>>>

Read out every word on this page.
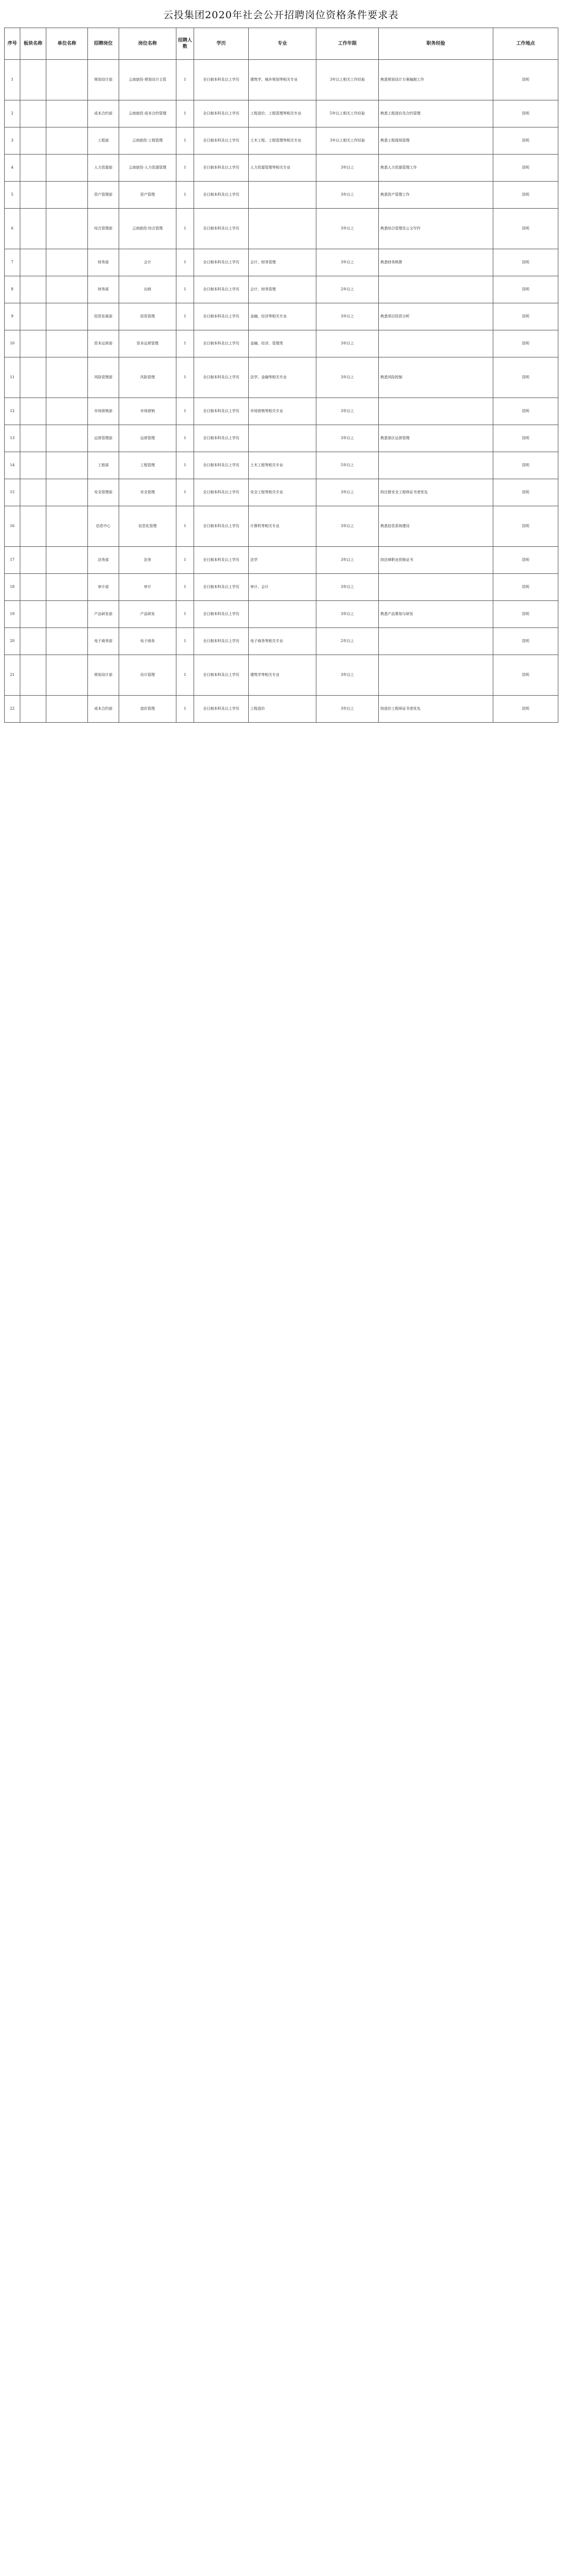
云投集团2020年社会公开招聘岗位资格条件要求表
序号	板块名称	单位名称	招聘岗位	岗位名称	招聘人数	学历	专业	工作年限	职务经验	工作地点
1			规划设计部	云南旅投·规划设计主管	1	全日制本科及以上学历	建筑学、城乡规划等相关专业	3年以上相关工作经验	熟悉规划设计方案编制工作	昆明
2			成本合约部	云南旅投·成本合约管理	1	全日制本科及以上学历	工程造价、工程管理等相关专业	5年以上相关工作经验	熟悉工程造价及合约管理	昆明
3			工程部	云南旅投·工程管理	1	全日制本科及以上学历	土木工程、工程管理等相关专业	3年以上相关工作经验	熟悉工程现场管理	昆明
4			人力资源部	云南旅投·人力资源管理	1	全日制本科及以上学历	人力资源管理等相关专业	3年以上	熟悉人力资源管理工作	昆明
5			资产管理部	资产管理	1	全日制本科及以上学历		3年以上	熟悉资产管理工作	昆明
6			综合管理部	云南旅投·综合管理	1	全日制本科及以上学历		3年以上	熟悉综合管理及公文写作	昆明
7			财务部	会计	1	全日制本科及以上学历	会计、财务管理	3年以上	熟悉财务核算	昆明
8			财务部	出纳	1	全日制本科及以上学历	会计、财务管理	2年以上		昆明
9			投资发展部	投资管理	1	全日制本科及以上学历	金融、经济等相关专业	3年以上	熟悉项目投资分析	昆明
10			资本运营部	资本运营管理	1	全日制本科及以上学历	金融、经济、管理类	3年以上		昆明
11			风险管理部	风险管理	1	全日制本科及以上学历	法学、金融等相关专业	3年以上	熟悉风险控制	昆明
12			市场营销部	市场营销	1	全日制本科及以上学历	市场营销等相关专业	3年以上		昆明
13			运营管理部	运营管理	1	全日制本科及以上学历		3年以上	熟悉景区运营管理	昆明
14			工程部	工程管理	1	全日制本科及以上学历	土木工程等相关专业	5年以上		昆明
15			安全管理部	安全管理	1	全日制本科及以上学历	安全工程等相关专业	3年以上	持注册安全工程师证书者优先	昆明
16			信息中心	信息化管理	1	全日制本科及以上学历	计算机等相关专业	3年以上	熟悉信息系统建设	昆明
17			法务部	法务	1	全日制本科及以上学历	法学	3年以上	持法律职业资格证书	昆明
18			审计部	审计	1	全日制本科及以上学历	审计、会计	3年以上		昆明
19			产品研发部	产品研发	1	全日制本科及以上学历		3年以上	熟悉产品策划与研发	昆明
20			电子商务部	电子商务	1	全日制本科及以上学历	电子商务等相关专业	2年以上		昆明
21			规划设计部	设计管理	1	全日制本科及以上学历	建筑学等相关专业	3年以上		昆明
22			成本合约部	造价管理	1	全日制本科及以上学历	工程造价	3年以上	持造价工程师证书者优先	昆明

<<<

## [What is needed]
Working from the lines above, reproduce the material exactly and exclude its pictures.

## [Complete response]
Read out every word on this page.
云投集团2020年社会公开招聘岗位资格条件要求表
序号	板块名称	单位名称	招聘岗位	岗位名称	招聘人数	学历	专业	工作年限	职务经验	工作地点
1			规划设计部	云南旅投·规划设计主管	1	全日制本科及以上学历	建筑学、城乡规划等相关专业	3年以上相关工作经验	熟悉规划设计方案编制工作	昆明
2			成本合约部	云南旅投·成本合约管理	1	全日制本科及以上学历	工程造价、工程管理等相关专业	5年以上相关工作经验	熟悉工程造价及合约管理	昆明
3			工程部	云南旅投·工程管理	1	全日制本科及以上学历	土木工程、工程管理等相关专业	3年以上相关工作经验	熟悉工程现场管理	昆明
4			人力资源部	云南旅投·人力资源管理	1	全日制本科及以上学历	人力资源管理等相关专业	3年以上	熟悉人力资源管理工作	昆明
5			资产管理部	资产管理	1	全日制本科及以上学历		3年以上	熟悉资产管理工作	昆明
6			综合管理部	云南旅投·综合管理	1	全日制本科及以上学历		3年以上	熟悉综合管理及公文写作	昆明
7			财务部	会计	1	全日制本科及以上学历	会计、财务管理	3年以上	熟悉财务核算	昆明
8			财务部	出纳	1	全日制本科及以上学历	会计、财务管理	2年以上		昆明
9			投资发展部	投资管理	1	全日制本科及以上学历	金融、经济等相关专业	3年以上	熟悉项目投资分析	昆明
10			资本运营部	资本运营管理	1	全日制本科及以上学历	金融、经济、管理类	3年以上		昆明
11			风险管理部	风险管理	1	全日制本科及以上学历	法学、金融等相关专业	3年以上	熟悉风险控制	昆明
12			市场营销部	市场营销	1	全日制本科及以上学历	市场营销等相关专业	3年以上		昆明
13			运营管理部	运营管理	1	全日制本科及以上学历		3年以上	熟悉景区运营管理	昆明
14			工程部	工程管理	1	全日制本科及以上学历	土木工程等相关专业	5年以上		昆明
15			安全管理部	安全管理	1	全日制本科及以上学历	安全工程等相关专业	3年以上	持注册安全工程师证书者优先	昆明
16			信息中心	信息化管理	1	全日制本科及以上学历	计算机等相关专业	3年以上	熟悉信息系统建设	昆明
17			法务部	法务	1	全日制本科及以上学历	法学	3年以上	持法律职业资格证书	昆明
18			审计部	审计	1	全日制本科及以上学历	审计、会计	3年以上		昆明
19			产品研发部	产品研发	1	全日制本科及以上学历		3年以上	熟悉产品策划与研发	昆明
20			电子商务部	电子商务	1	全日制本科及以上学历	电子商务等相关专业	2年以上		昆明
21			规划设计部	设计管理	1	全日制本科及以上学历	建筑学等相关专业	3年以上		昆明
22			成本合约部	造价管理	1	全日制本科及以上学历	工程造价	3年以上	持造价工程师证书者优先	昆明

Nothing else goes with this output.